*What the exercise asks*
Write the records below out in full, character for character, with no pictures.

== Listed records

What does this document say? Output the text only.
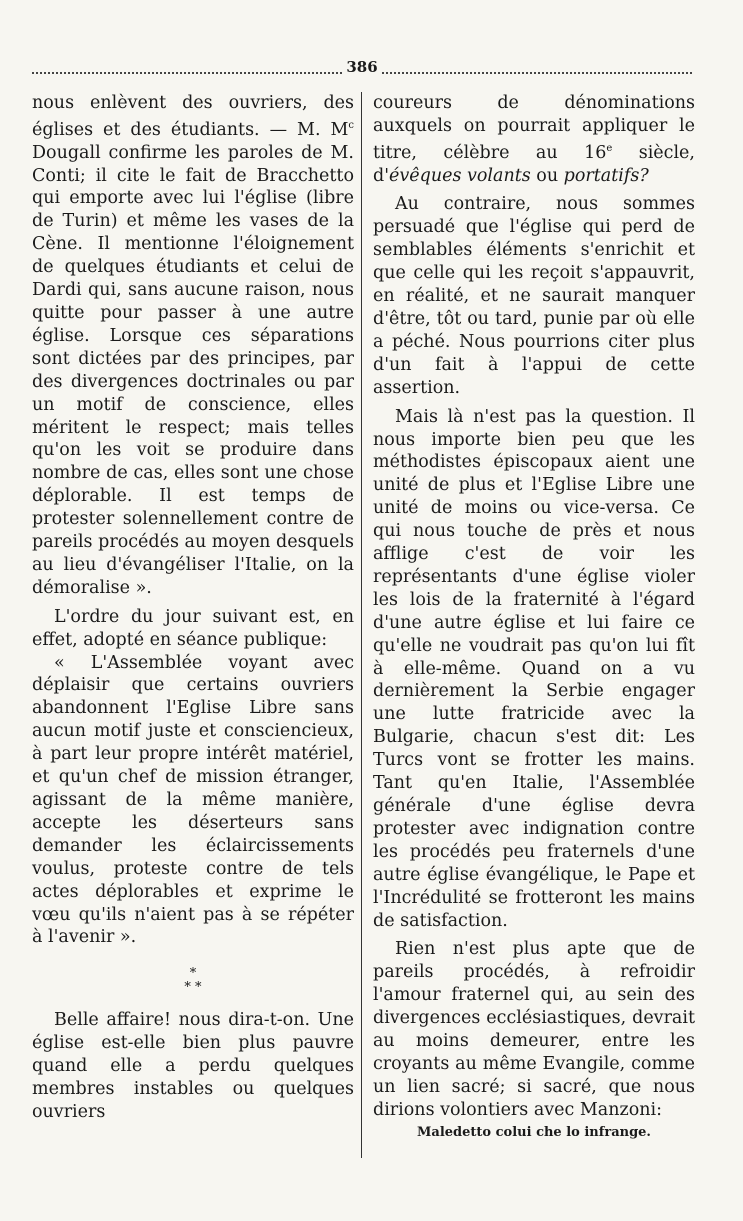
386

nous enlèvent des ouvriers, des églises et des étudiants. — M. $M^c$ Dougall confirme les paroles de M. Conti; il cite le fait de Bracchetto qui emporte avec lui l'église (libre de Turin) et même les vases de la Cène. Il mentionne l'éloignement de quelques étudiants et celui de Dardi qui, sans aucune raison, nous quitte pour passer à une autre église. Lorsque ces séparations sont dictées par des principes, par des divergences doctrinales ou par un motif de conscience, elles méritent le respect; mais telles qu'on les voit se produire dans nombre de cas, elles sont une chose déplorable. Il est temps de protester solennellement contre de pareils procédés au moyen desquels au lieu d'évangéliser l'Italie, on la démoralise ».

L'ordre du jour suivant est, en effet, adopté en séance publique:

« L'Assemblée voyant avec déplaisir que certains ouvriers abandonnent l'Eglise Libre sans aucun motif juste et consciencieux, à part leur propre intérêt matériel, et qu'un chef de mission étranger, agissant de la même manière, accepte les déserteurs sans demander les éclaircissements voulus, proteste contre de tels actes déplorables et exprime le vœu qu'ils n'aient pas à se répéter à l'avenir ».

*
* *

Belle affaire! nous dira-t-on. Une église est-elle bien plus pauvre quand elle a perdu quelques membres instables ou quelques ouvriers

coureurs de dénominations auxquels on pourrait appliquer le titre, célèbre au 16e siècle, d'évêques volants ou portatifs?

Au contraire, nous sommes persuadé que l'église qui perd de semblables éléments s'enrichit et que celle qui les reçoit s'appauvrit, en réalité, et ne saurait manquer d'être, tôt ou tard, punie par où elle a péché. Nous pourrions citer plus d'un fait à l'appui de cette assertion.

Mais là n'est pas la question. Il nous importe bien peu que les méthodistes épiscopaux aient une unité de plus et l'Eglise Libre une unité de moins ou vice-versa. Ce qui nous touche de près et nous afflige c'est de voir les représentants d'une église violer les lois de la fraternité à l'égard d'une autre église et lui faire ce qu'elle ne voudrait pas qu'on lui fît à elle-même. Quand on a vu dernièrement la Serbie engager une lutte fratricide avec la Bulgarie, chacun s'est dit: Les Turcs vont se frotter les mains. Tant qu'en Italie, l'Assemblée générale d'une église devra protester avec indignation contre les procédés peu fraternels d'une autre église évangélique, le Pape et l'Incrédulité se frotteront les mains de satisfaction.

Rien n'est plus apte que de pareils procédés, à refroidir l'amour fraternel qui, au sein des divergences ecclésiastiques, devrait au moins demeurer, entre les croyants au même Evangile, comme un lien sacré; si sacré, que nous dirions volontiers avec Manzoni:

Maledetto colui che lo infrange.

====

*Reply to the task*
What does this document say? Output the text only.
386

nous enlèvent des ouvriers, des églises et des étudiants. — M. $M^c$ Dougall confirme les paroles de M. Conti; il cite le fait de Bracchetto qui emporte avec lui l'église (libre de Turin) et même les vases de la Cène. Il mentionne l'éloignement de quelques étudiants et celui de Dardi qui, sans aucune raison, nous quitte pour passer à une autre église. Lorsque ces séparations sont dictées par des principes, par des divergences doctrinales ou par un motif de conscience, elles méritent le respect; mais telles qu'on les voit se produire dans nombre de cas, elles sont une chose déplorable. Il est temps de protester solennellement contre de pareils procédés au moyen desquels au lieu d'évangéliser l'Italie, on la démoralise ».

L'ordre du jour suivant est, en effet, adopté en séance publique:

« L'Assemblée voyant avec déplaisir que certains ouvriers abandonnent l'Eglise Libre sans aucun motif juste et consciencieux, à part leur propre intérêt matériel, et qu'un chef de mission étranger, agissant de la même manière, accepte les déserteurs sans demander les éclaircissements voulus, proteste contre de tels actes déplorables et exprime le vœu qu'ils n'aient pas à se répéter à l'avenir ».

*
* *

Belle affaire! nous dira-t-on. Une église est-elle bien plus pauvre quand elle a perdu quelques membres instables ou quelques ouvriers

coureurs de dénominations auxquels on pourrait appliquer le titre, célèbre au 16e siècle, d'évêques volants ou portatifs?

Au contraire, nous sommes persuadé que l'église qui perd de semblables éléments s'enrichit et que celle qui les reçoit s'appauvrit, en réalité, et ne saurait manquer d'être, tôt ou tard, punie par où elle a péché. Nous pourrions citer plus d'un fait à l'appui de cette assertion.

Mais là n'est pas la question. Il nous importe bien peu que les méthodistes épiscopaux aient une unité de plus et l'Eglise Libre une unité de moins ou vice-versa. Ce qui nous touche de près et nous afflige c'est de voir les représentants d'une église violer les lois de la fraternité à l'égard d'une autre église et lui faire ce qu'elle ne voudrait pas qu'on lui fît à elle-même. Quand on a vu dernièrement la Serbie engager une lutte fratricide avec la Bulgarie, chacun s'est dit: Les Turcs vont se frotter les mains. Tant qu'en Italie, l'Assemblée générale d'une église devra protester avec indignation contre les procédés peu fraternels d'une autre église évangélique, le Pape et l'Incrédulité se frotteront les mains de satisfaction.

Rien n'est plus apte que de pareils procédés, à refroidir l'amour fraternel qui, au sein des divergences ecclésiastiques, devrait au moins demeurer, entre les croyants au même Evangile, comme un lien sacré; si sacré, que nous dirions volontiers avec Manzoni:

Maledetto colui che lo infrange.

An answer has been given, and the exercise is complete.